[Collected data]
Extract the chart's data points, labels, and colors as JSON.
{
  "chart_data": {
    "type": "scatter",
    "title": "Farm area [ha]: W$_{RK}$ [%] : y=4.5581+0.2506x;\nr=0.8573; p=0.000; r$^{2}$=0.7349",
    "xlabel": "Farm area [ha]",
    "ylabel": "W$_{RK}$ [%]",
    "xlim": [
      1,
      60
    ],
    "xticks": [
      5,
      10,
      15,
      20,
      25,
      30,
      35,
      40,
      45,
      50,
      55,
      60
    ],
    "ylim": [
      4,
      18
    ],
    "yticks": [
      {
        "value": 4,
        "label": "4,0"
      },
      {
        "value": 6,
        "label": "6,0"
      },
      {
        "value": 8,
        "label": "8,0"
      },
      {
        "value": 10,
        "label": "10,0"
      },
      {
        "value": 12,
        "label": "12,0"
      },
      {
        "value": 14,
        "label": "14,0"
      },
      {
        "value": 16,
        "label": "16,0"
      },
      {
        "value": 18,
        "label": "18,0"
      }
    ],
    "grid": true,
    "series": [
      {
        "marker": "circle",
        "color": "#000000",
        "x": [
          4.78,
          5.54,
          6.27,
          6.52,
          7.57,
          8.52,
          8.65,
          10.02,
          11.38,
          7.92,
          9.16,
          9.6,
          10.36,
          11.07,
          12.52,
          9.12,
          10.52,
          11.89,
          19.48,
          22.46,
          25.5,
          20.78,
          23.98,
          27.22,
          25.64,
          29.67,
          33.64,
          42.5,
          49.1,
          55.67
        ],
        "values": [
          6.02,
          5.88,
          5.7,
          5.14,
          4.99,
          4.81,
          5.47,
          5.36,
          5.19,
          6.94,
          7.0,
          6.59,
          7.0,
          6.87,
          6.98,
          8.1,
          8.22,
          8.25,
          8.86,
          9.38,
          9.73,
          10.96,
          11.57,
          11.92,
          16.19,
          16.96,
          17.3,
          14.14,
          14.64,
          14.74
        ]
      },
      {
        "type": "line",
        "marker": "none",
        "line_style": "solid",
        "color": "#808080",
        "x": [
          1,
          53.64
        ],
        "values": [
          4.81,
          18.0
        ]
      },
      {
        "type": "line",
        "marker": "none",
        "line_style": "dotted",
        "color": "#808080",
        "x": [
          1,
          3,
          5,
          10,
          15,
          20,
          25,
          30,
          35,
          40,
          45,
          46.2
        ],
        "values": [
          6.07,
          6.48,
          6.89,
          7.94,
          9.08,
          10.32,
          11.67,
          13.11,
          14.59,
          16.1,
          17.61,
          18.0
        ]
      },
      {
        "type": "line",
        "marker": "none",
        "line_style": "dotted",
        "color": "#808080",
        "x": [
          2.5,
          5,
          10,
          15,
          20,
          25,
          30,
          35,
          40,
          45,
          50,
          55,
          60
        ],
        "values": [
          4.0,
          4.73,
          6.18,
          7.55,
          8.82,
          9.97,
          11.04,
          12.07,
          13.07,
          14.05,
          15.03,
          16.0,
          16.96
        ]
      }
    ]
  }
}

▶ **What to produce**: Pull out every line of the records that includes the string "area".

▶ **Output**:
    "title": "Farm area [ha]: W$_{RK}$ [%] : y=4.5581+0.2506x;\nr=0.8573; p=0.000; r$^{2}$=0.7349",
    "xlabel": "Farm area [ha]",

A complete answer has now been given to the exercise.